** START **

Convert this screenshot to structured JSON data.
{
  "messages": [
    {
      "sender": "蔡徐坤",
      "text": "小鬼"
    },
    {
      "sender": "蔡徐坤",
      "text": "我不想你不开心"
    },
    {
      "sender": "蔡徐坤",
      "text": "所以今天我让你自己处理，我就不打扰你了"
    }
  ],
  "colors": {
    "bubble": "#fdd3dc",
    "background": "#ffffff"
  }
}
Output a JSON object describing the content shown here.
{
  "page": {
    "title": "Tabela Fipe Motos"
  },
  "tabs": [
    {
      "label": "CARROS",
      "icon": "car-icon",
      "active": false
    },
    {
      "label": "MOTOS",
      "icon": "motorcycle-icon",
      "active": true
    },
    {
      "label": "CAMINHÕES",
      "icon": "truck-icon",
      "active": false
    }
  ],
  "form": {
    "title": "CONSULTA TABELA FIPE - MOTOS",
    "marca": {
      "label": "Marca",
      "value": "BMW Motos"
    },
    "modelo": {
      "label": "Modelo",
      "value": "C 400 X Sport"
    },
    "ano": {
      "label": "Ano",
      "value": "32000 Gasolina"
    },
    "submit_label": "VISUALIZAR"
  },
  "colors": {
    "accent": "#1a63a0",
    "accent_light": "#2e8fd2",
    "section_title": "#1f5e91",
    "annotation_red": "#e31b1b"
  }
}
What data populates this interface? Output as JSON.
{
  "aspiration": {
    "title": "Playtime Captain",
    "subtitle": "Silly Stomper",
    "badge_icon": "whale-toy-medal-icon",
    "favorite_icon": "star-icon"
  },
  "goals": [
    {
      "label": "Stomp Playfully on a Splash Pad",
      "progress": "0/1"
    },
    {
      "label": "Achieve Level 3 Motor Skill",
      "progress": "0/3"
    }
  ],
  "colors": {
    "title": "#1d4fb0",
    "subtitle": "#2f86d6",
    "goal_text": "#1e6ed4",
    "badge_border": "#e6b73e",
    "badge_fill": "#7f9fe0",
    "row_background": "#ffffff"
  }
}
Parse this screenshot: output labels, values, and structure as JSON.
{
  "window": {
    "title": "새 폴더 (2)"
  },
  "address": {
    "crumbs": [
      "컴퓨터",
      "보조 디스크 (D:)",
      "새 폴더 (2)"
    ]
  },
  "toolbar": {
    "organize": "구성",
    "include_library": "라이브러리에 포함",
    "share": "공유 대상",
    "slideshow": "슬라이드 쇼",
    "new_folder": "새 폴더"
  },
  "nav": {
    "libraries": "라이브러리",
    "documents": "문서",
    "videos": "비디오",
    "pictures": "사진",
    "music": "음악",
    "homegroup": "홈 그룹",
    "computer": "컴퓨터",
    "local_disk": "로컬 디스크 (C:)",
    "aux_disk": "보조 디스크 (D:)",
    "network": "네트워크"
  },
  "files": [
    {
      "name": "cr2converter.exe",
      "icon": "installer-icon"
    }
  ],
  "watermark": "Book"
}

** END **

Begin with the line that contains "Parse this screenshot: output" and quote each line after it exactly, stopping after the last line of the data.

• _TASK OUTPUT_:
Parse this screenshot: output labels, values, and structure as JSON.
{
  "window": {
    "title": "새 폴더 (2)"
  },
  "address": {
    "crumbs": [
      "컴퓨터",
      "보조 디스크 (D:)",
      "새 폴더 (2)"
    ]
  },
  "toolbar": {
    "organize": "구성",
    "include_library": "라이브러리에 포함",
    "share": "공유 대상",
    "slideshow": "슬라이드 쇼",
    "new_folder": "새 폴더"
  },
  "nav": {
    "libraries": "라이브러리",
    "documents": "문서",
    "videos": "비디오",
    "pictures": "사진",
    "music": "음악",
    "homegroup": "홈 그룹",
    "computer": "컴퓨터",
    "local_disk": "로컬 디스크 (C:)",
    "aux_disk": "보조 디스크 (D:)",
    "network": "네트워크"
  },
  "files": [
    {
      "name": "cr2converter.exe",
      "icon": "installer-icon"
    }
  ],
  "watermark": "Book"
}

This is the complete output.